**Task prompt:** Word for word, restate every line of the material.

Records from a data collection:
:::
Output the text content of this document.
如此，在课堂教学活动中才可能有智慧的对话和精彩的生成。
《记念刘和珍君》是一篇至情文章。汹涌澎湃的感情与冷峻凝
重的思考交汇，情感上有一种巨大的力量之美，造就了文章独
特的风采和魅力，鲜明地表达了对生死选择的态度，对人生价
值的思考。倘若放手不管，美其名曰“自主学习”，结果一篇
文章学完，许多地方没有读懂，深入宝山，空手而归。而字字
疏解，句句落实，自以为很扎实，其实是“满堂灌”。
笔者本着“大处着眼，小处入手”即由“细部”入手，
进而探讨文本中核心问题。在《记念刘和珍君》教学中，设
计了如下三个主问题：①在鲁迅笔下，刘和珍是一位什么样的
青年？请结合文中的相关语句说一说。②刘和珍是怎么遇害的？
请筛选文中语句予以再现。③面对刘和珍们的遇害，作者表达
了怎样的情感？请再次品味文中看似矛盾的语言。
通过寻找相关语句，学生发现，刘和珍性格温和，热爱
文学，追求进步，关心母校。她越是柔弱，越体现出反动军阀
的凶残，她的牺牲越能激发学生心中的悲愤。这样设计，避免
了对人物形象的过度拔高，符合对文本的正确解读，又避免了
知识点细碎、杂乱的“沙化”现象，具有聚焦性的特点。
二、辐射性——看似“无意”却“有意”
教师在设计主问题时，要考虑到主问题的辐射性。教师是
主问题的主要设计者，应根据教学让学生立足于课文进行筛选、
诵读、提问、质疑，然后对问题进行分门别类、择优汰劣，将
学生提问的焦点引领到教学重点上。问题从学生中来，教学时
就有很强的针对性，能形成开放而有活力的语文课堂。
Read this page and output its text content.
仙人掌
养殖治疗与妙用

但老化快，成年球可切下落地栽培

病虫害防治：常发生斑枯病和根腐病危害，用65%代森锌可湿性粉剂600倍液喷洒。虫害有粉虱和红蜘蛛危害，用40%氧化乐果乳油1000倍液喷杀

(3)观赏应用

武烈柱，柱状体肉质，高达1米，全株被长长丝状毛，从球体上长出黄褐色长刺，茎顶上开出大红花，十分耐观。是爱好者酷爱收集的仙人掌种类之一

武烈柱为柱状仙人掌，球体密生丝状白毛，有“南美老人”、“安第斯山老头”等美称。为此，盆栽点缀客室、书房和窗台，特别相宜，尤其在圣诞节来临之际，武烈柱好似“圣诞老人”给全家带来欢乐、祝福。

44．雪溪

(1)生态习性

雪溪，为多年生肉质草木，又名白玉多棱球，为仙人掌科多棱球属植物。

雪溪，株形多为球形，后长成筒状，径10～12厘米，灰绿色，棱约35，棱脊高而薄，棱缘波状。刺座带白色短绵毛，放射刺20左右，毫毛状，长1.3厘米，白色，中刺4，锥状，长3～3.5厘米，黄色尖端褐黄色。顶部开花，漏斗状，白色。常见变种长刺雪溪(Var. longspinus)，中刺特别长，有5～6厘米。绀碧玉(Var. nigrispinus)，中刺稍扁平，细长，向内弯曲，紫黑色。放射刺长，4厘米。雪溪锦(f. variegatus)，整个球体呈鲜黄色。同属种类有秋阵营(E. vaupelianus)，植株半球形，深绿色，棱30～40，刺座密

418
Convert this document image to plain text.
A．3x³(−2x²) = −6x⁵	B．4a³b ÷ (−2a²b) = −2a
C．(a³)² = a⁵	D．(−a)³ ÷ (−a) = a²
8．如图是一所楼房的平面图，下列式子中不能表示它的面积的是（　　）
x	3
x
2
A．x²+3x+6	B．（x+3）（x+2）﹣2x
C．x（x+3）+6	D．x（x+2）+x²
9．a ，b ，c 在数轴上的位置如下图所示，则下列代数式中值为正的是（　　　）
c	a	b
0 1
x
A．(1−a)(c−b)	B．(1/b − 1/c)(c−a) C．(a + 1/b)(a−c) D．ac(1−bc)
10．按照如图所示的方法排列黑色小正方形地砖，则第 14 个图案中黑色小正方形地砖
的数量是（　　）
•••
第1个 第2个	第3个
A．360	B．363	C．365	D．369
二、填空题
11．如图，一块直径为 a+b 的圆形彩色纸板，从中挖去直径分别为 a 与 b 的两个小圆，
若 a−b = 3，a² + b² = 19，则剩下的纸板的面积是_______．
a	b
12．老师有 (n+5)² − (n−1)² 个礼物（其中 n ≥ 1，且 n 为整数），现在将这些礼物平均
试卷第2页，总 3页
:::
**Solution:**
Output the text content of this document.
如此，在课堂教学活动中才可能有智慧的对话和精彩的生成。
《记念刘和珍君》是一篇至情文章。汹涌澎湃的感情与冷峻凝
重的思考交汇，情感上有一种巨大的力量之美，造就了文章独
特的风采和魅力，鲜明地表达了对生死选择的态度，对人生价
值的思考。倘若放手不管，美其名曰“自主学习”，结果一篇
文章学完，许多地方没有读懂，深入宝山，空手而归。而字字
疏解，句句落实，自以为很扎实，其实是“满堂灌”。
笔者本着“大处着眼，小处入手”即由“细部”入手，
进而探讨文本中核心问题。在《记念刘和珍君》教学中，设
计了如下三个主问题：①在鲁迅笔下，刘和珍是一位什么样的
青年？请结合文中的相关语句说一说。②刘和珍是怎么遇害的？
请筛选文中语句予以再现。③面对刘和珍们的遇害，作者表达
了怎样的情感？请再次品味文中看似矛盾的语言。
通过寻找相关语句，学生发现，刘和珍性格温和，热爱
文学，追求进步，关心母校。她越是柔弱，越体现出反动军阀
的凶残，她的牺牲越能激发学生心中的悲愤。这样设计，避免
了对人物形象的过度拔高，符合对文本的正确解读，又避免了
知识点细碎、杂乱的“沙化”现象，具有聚焦性的特点。
二、辐射性——看似“无意”却“有意”
教师在设计主问题时，要考虑到主问题的辐射性。教师是
主问题的主要设计者，应根据教学让学生立足于课文进行筛选、
诵读、提问、质疑，然后对问题进行分门别类、择优汰劣，将
学生提问的焦点引领到教学重点上。问题从学生中来，教学时
就有很强的针对性，能形成开放而有活力的语文课堂。
Read this page and output its text content.
仙人掌
养殖治疗与妙用

但老化快，成年球可切下落地栽培

病虫害防治：常发生斑枯病和根腐病危害，用65%代森锌可湿性粉剂600倍液喷洒。虫害有粉虱和红蜘蛛危害，用40%氧化乐果乳油1000倍液喷杀

(3)观赏应用

武烈柱，柱状体肉质，高达1米，全株被长长丝状毛，从球体上长出黄褐色长刺，茎顶上开出大红花，十分耐观。是爱好者酷爱收集的仙人掌种类之一

武烈柱为柱状仙人掌，球体密生丝状白毛，有“南美老人”、“安第斯山老头”等美称。为此，盆栽点缀客室、书房和窗台，特别相宜，尤其在圣诞节来临之际，武烈柱好似“圣诞老人”给全家带来欢乐、祝福。

44．雪溪

(1)生态习性

雪溪，为多年生肉质草木，又名白玉多棱球，为仙人掌科多棱球属植物。

雪溪，株形多为球形，后长成筒状，径10～12厘米，灰绿色，棱约35，棱脊高而薄，棱缘波状。刺座带白色短绵毛，放射刺20左右，毫毛状，长1.3厘米，白色，中刺4，锥状，长3～3.5厘米，黄色尖端褐黄色。顶部开花，漏斗状，白色。常见变种长刺雪溪(Var. longspinus)，中刺特别长，有5～6厘米。绀碧玉(Var. nigrispinus)，中刺稍扁平，细长，向内弯曲，紫黑色。放射刺长，4厘米。雪溪锦(f. variegatus)，整个球体呈鲜黄色。同属种类有秋阵营(E. vaupelianus)，植株半球形，深绿色，棱30～40，刺座密

418
Convert this document image to plain text.
A．3x³(−2x²) = −6x⁵	B．4a³b ÷ (−2a²b) = −2a
C．(a³)² = a⁵	D．(−a)³ ÷ (−a) = a²
8．如图是一所楼房的平面图，下列式子中不能表示它的面积的是（　　）
x	3
x
2
A．x²+3x+6	B．（x+3）（x+2）﹣2x
C．x（x+3）+6	D．x（x+2）+x²
9．a ，b ，c 在数轴上的位置如下图所示，则下列代数式中值为正的是（　　　）
c	a	b
0 1
x
A．(1−a)(c−b)	B．(1/b − 1/c)(c−a) C．(a + 1/b)(a−c) D．ac(1−bc)
10．按照如图所示的方法排列黑色小正方形地砖，则第 14 个图案中黑色小正方形地砖
的数量是（　　）
•••
第1个 第2个	第3个
A．360	B．363	C．365	D．369
二、填空题
11．如图，一块直径为 a+b 的圆形彩色纸板，从中挖去直径分别为 a 与 b 的两个小圆，
若 a−b = 3，a² + b² = 19，则剩下的纸板的面积是_______．
a	b
12．老师有 (n+5)² − (n−1)² 个礼物（其中 n ≥ 1，且 n 为整数），现在将这些礼物平均
试卷第2页，总 3页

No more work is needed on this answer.